# What is being asked
Repeat the listing word for word. No pictures belong in the copy.

Records contained in a dataset:
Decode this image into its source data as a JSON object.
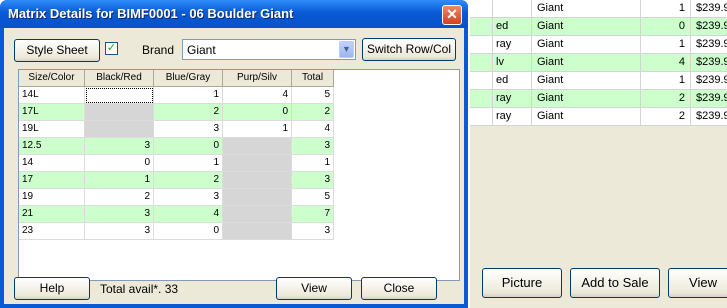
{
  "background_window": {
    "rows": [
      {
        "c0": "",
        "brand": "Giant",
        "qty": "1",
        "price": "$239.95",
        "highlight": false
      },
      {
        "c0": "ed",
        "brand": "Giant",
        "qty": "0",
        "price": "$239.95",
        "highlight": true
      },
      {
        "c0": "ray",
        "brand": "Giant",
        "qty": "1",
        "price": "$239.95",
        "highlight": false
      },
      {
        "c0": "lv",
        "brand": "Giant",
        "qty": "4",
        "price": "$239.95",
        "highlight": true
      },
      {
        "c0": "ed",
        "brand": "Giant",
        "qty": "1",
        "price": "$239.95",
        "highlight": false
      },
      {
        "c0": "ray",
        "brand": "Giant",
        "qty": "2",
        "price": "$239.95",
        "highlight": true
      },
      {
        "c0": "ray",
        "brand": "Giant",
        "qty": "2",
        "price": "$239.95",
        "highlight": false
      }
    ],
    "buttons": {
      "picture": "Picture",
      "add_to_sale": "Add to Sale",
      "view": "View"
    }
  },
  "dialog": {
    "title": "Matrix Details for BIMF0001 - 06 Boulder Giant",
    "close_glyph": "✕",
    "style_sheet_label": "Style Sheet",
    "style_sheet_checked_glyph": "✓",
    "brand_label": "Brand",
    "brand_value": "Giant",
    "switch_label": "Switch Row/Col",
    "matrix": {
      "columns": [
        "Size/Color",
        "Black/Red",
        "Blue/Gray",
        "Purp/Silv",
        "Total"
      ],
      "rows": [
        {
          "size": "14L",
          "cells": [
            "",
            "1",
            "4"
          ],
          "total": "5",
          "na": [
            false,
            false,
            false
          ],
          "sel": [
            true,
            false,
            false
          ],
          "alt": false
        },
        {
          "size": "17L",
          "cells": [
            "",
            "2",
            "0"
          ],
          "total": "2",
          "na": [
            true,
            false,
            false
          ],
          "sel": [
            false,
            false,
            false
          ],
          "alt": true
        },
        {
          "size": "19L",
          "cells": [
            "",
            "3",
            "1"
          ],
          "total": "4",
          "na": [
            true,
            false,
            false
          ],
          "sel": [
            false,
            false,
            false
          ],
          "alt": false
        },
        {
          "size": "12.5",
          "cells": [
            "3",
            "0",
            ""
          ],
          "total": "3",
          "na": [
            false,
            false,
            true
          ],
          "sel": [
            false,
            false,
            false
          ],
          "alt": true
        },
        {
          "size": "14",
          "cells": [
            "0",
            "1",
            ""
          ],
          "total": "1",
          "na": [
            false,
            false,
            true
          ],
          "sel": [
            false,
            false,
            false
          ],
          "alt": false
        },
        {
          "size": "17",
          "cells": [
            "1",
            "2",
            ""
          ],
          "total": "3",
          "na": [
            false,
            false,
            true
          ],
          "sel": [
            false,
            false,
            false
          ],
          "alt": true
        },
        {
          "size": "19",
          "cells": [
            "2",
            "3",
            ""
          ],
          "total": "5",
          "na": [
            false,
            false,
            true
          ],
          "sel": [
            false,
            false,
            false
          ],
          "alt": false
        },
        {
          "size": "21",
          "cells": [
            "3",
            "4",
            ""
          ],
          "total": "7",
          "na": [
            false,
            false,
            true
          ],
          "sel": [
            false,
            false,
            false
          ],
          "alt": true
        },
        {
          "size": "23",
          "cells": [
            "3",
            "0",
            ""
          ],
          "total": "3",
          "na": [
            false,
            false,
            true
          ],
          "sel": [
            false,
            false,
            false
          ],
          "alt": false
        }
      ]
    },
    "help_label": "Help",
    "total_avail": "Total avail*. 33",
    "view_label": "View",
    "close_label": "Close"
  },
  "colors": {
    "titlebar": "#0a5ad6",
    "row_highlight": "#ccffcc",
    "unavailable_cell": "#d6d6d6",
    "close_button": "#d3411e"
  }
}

# Result for this task
Decode this image into its source data as a JSON object.
{
  "background_window": {
    "rows": [
      {
        "c0": "",
        "brand": "Giant",
        "qty": "1",
        "price": "$239.95",
        "highlight": false
      },
      {
        "c0": "ed",
        "brand": "Giant",
        "qty": "0",
        "price": "$239.95",
        "highlight": true
      },
      {
        "c0": "ray",
        "brand": "Giant",
        "qty": "1",
        "price": "$239.95",
        "highlight": false
      },
      {
        "c0": "lv",
        "brand": "Giant",
        "qty": "4",
        "price": "$239.95",
        "highlight": true
      },
      {
        "c0": "ed",
        "brand": "Giant",
        "qty": "1",
        "price": "$239.95",
        "highlight": false
      },
      {
        "c0": "ray",
        "brand": "Giant",
        "qty": "2",
        "price": "$239.95",
        "highlight": true
      },
      {
        "c0": "ray",
        "brand": "Giant",
        "qty": "2",
        "price": "$239.95",
        "highlight": false
      }
    ],
    "buttons": {
      "picture": "Picture",
      "add_to_sale": "Add to Sale",
      "view": "View"
    }
  },
  "dialog": {
    "title": "Matrix Details for BIMF0001 - 06 Boulder Giant",
    "close_glyph": "✕",
    "style_sheet_label": "Style Sheet",
    "style_sheet_checked_glyph": "✓",
    "brand_label": "Brand",
    "brand_value": "Giant",
    "switch_label": "Switch Row/Col",
    "matrix": {
      "columns": [
        "Size/Color",
        "Black/Red",
        "Blue/Gray",
        "Purp/Silv",
        "Total"
      ],
      "rows": [
        {
          "size": "14L",
          "cells": [
            "",
            "1",
            "4"
          ],
          "total": "5",
          "na": [
            false,
            false,
            false
          ],
          "sel": [
            true,
            false,
            false
          ],
          "alt": false
        },
        {
          "size": "17L",
          "cells": [
            "",
            "2",
            "0"
          ],
          "total": "2",
          "na": [
            true,
            false,
            false
          ],
          "sel": [
            false,
            false,
            false
          ],
          "alt": true
        },
        {
          "size": "19L",
          "cells": [
            "",
            "3",
            "1"
          ],
          "total": "4",
          "na": [
            true,
            false,
            false
          ],
          "sel": [
            false,
            false,
            false
          ],
          "alt": false
        },
        {
          "size": "12.5",
          "cells": [
            "3",
            "0",
            ""
          ],
          "total": "3",
          "na": [
            false,
            false,
            true
          ],
          "sel": [
            false,
            false,
            false
          ],
          "alt": true
        },
        {
          "size": "14",
          "cells": [
            "0",
            "1",
            ""
          ],
          "total": "1",
          "na": [
            false,
            false,
            true
          ],
          "sel": [
            false,
            false,
            false
          ],
          "alt": false
        },
        {
          "size": "17",
          "cells": [
            "1",
            "2",
            ""
          ],
          "total": "3",
          "na": [
            false,
            false,
            true
          ],
          "sel": [
            false,
            false,
            false
          ],
          "alt": true
        },
        {
          "size": "19",
          "cells": [
            "2",
            "3",
            ""
          ],
          "total": "5",
          "na": [
            false,
            false,
            true
          ],
          "sel": [
            false,
            false,
            false
          ],
          "alt": false
        },
        {
          "size": "21",
          "cells": [
            "3",
            "4",
            ""
          ],
          "total": "7",
          "na": [
            false,
            false,
            true
          ],
          "sel": [
            false,
            false,
            false
          ],
          "alt": true
        },
        {
          "size": "23",
          "cells": [
            "3",
            "0",
            ""
          ],
          "total": "3",
          "na": [
            false,
            false,
            true
          ],
          "sel": [
            false,
            false,
            false
          ],
          "alt": false
        }
      ]
    },
    "help_label": "Help",
    "total_avail": "Total avail*. 33",
    "view_label": "View",
    "close_label": "Close"
  },
  "colors": {
    "titlebar": "#0a5ad6",
    "row_highlight": "#ccffcc",
    "unavailable_cell": "#d6d6d6",
    "close_button": "#d3411e"
  }
}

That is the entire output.